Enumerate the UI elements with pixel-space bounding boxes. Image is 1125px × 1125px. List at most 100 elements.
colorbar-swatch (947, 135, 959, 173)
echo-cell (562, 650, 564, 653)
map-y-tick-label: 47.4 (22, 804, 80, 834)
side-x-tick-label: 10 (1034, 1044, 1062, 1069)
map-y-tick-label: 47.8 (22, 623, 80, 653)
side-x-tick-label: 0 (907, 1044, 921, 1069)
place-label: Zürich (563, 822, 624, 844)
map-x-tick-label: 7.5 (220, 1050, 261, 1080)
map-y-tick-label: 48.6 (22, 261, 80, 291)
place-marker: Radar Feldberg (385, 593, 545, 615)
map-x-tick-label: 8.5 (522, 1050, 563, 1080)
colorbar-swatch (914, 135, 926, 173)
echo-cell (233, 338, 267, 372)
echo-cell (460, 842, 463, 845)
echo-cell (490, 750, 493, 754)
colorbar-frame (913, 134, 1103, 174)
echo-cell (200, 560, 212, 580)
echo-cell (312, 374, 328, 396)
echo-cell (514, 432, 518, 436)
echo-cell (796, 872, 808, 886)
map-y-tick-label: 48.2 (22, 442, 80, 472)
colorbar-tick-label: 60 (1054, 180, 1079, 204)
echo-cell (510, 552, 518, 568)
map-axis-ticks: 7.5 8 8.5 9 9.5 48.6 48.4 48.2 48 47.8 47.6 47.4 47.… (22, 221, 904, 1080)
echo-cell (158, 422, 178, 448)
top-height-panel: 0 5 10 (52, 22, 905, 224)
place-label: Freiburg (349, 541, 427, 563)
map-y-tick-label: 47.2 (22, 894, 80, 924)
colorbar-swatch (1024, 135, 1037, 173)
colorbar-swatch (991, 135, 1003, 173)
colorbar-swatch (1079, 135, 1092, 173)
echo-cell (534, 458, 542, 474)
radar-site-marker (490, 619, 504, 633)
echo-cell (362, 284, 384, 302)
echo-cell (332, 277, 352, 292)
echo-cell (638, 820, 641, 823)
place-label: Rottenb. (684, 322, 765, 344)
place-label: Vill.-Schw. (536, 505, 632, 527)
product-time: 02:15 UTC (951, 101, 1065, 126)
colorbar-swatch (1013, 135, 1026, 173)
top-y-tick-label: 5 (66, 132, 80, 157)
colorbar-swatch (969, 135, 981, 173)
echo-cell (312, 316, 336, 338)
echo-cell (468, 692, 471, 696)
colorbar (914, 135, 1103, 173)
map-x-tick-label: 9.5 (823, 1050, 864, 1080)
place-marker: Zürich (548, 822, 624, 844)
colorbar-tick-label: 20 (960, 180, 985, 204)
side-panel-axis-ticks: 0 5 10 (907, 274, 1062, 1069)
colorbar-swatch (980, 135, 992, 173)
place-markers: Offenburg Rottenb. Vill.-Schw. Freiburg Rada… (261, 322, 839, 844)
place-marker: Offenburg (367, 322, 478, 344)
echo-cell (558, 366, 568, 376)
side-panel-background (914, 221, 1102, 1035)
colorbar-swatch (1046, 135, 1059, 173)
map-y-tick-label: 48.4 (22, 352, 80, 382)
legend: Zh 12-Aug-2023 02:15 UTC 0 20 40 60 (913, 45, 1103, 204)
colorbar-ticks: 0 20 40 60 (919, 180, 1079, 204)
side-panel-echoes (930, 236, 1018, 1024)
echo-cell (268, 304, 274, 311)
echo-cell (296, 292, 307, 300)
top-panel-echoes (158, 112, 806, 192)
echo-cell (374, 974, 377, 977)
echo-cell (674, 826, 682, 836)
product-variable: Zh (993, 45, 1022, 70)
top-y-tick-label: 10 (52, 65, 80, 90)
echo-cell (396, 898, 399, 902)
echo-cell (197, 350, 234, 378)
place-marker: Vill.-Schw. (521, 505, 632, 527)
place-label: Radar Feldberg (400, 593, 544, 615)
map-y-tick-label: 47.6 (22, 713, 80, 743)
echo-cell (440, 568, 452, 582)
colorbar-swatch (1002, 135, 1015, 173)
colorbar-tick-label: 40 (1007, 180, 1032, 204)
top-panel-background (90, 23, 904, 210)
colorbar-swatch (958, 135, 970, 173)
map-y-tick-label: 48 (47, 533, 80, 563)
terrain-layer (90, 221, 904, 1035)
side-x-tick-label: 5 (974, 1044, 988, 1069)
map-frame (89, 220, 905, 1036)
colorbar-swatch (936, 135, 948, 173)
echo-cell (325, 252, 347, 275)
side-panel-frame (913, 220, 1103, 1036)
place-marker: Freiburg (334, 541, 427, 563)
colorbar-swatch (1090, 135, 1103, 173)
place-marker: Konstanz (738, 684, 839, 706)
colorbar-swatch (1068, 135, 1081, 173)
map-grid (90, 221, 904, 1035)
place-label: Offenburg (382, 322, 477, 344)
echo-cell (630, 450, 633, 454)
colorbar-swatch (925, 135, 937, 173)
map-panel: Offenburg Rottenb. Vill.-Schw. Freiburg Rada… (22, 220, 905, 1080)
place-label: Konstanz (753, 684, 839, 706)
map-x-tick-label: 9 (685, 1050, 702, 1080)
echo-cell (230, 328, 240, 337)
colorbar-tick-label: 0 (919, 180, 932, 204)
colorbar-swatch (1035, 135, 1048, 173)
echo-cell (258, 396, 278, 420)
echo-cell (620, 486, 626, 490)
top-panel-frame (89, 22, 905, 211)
- - - -
Please convert every line of the rows above into a JSON list of strings, one string per line, leaving out blank lines.

[
  "Enumerate the UI elements with pixel-space bounding boxes. Image is 1125px × 1125px. List at most 100 elements.",
  "colorbar-swatch (947, 135, 959, 173)",
  "echo-cell (562, 650, 564, 653)",
  "map-y-tick-label: 47.4 (22, 804, 80, 834)",
  "side-x-tick-label: 10 (1034, 1044, 1062, 1069)",
  "map-y-tick-label: 47.8 (22, 623, 80, 653)",
  "side-x-tick-label: 0 (907, 1044, 921, 1069)",
  "place-label: Zürich (563, 822, 624, 844)",
  "map-x-tick-label: 7.5 (220, 1050, 261, 1080)",
  "map-y-tick-label: 48.6 (22, 261, 80, 291)",
  "place-marker: Radar Feldberg (385, 593, 545, 615)",
  "map-x-tick-label: 8.5 (522, 1050, 563, 1080)",
  "colorbar-swatch (914, 135, 926, 173)",
  "echo-cell (233, 338, 267, 372)",
  "echo-cell (460, 842, 463, 845)",
  "echo-cell (490, 750, 493, 754)",
  "colorbar-frame (913, 134, 1103, 174)",
  "echo-cell (200, 560, 212, 580)",
  "echo-cell (312, 374, 328, 396)",
  "echo-cell (514, 432, 518, 436)",
  "echo-cell (796, 872, 808, 886)",
  "map-y-tick-label: 48.2 (22, 442, 80, 472)",
  "colorbar-tick-label: 60 (1054, 180, 1079, 204)",
  "echo-cell (510, 552, 518, 568)",
  "map-axis-ticks: 7.5 8 8.5 9 9.5 48.6 48.4 48.2 48 47.8 47.6 47.4 47.… (22, 221, 904, 1080)",
  "echo-cell (158, 422, 178, 448)",
  "top-height-panel: 0 5 10 (52, 22, 905, 224)",
  "place-label: Freiburg (349, 541, 427, 563)",
  "map-y-tick-label: 47.2 (22, 894, 80, 924)",
  "colorbar-swatch (1024, 135, 1037, 173)",
  "colorbar-swatch (991, 135, 1003, 173)",
  "colorbar-swatch (1079, 135, 1092, 173)",
  "echo-cell (534, 458, 542, 474)",
  "radar-site-marker (490, 619, 504, 633)",
  "echo-cell (362, 284, 384, 302)",
  "echo-cell (332, 277, 352, 292)",
  "echo-cell (638, 820, 641, 823)",
  "place-label: Rottenb. (684, 322, 765, 344)",
  "place-label: Vill.-Schw. (536, 505, 632, 527)",
  "product-time: 02:15 UTC (951, 101, 1065, 126)",
  "colorbar-swatch (1013, 135, 1026, 173)",
  "top-y-tick-label: 5 (66, 132, 80, 157)",
  "colorbar-swatch (969, 135, 981, 173)",
  "echo-cell (312, 316, 336, 338)",
  "echo-cell (468, 692, 471, 696)",
  "colorbar (914, 135, 1103, 173)",
  "map-x-tick-label: 9.5 (823, 1050, 864, 1080)",
  "place-marker: Zürich (548, 822, 624, 844)",
  "colorbar-tick-label: 20 (960, 180, 985, 204)",
  "side-panel-axis-ticks: 0 5 10 (907, 274, 1062, 1069)",
  "colorbar-swatch (980, 135, 992, 173)",
  "place-markers: Offenburg Rottenb. Vill.-Schw. Freiburg Rada… (261, 322, 839, 844)",
  "place-marker: Offenburg (367, 322, 478, 344)",
  "echo-cell (558, 366, 568, 376)",
  "side-panel-background (914, 221, 1102, 1035)",
  "colorbar-swatch (1046, 135, 1059, 173)",
  "map-y-tick-label: 48.4 (22, 352, 80, 382)",
  "legend: Zh 12-Aug-2023 02:15 UTC 0 20 40 60 (913, 45, 1103, 204)",
  "colorbar-ticks: 0 20 40 60 (919, 180, 1079, 204)",
  "side-panel-echoes (930, 236, 1018, 1024)",
  "echo-cell (268, 304, 274, 311)",
  "echo-cell (296, 292, 307, 300)",
  "top-panel-echoes (158, 112, 806, 192)",
  "echo-cell (374, 974, 377, 977)",
  "echo-cell (674, 826, 682, 836)",
  "product-variable: Zh (993, 45, 1022, 70)",
  "top-y-tick-label: 10 (52, 65, 80, 90)",
  "echo-cell (396, 898, 399, 902)",
  "echo-cell (197, 350, 234, 378)",
  "place-marker: Vill.-Schw. (521, 505, 632, 527)",
  "place-label: Radar Feldberg (400, 593, 544, 615)",
  "map-y-tick-label: 47.6 (22, 713, 80, 743)",
  "echo-cell (440, 568, 452, 582)",
  "colorbar-swatch (1002, 135, 1015, 173)",
  "colorbar-tick-label: 40 (1007, 180, 1032, 204)",
  "top-panel-background (90, 23, 904, 210)",
  "colorbar-swatch (958, 135, 970, 173)",
  "map-y-tick-label: 48 (47, 533, 80, 563)",
  "terrain-layer (90, 221, 904, 1035)",
  "side-x-tick-label: 5 (974, 1044, 988, 1069)",
  "map-frame (89, 220, 905, 1036)",
  "colorbar-swatch (936, 135, 948, 173)",
  "echo-cell (325, 252, 347, 275)",
  "side-panel-frame (913, 220, 1103, 1036)",
  "place-marker: Freiburg (334, 541, 427, 563)",
  "colorbar-swatch (1090, 135, 1103, 173)",
  "place-marker: Konstanz (738, 684, 839, 706)",
  "colorbar-swatch (1068, 135, 1081, 173)",
  "map-grid (90, 221, 904, 1035)",
  "place-label: Offenburg (382, 322, 477, 344)",
  "echo-cell (630, 450, 633, 454)",
  "colorbar-swatch (925, 135, 937, 173)",
  "map-panel: Offenburg Rottenb. Vill.-Schw. Freiburg Rada… (22, 220, 905, 1080)",
  "place-label: Konstanz (753, 684, 839, 706)",
  "map-x-tick-label: 9 (685, 1050, 702, 1080)",
  "echo-cell (230, 328, 240, 337)",
  "colorbar-tick-label: 0 (919, 180, 932, 204)",
  "colorbar-swatch (1035, 135, 1048, 173)",
  "echo-cell (258, 396, 278, 420)",
  "echo-cell (620, 486, 626, 490)",
  "top-panel-frame (89, 22, 905, 211)"
]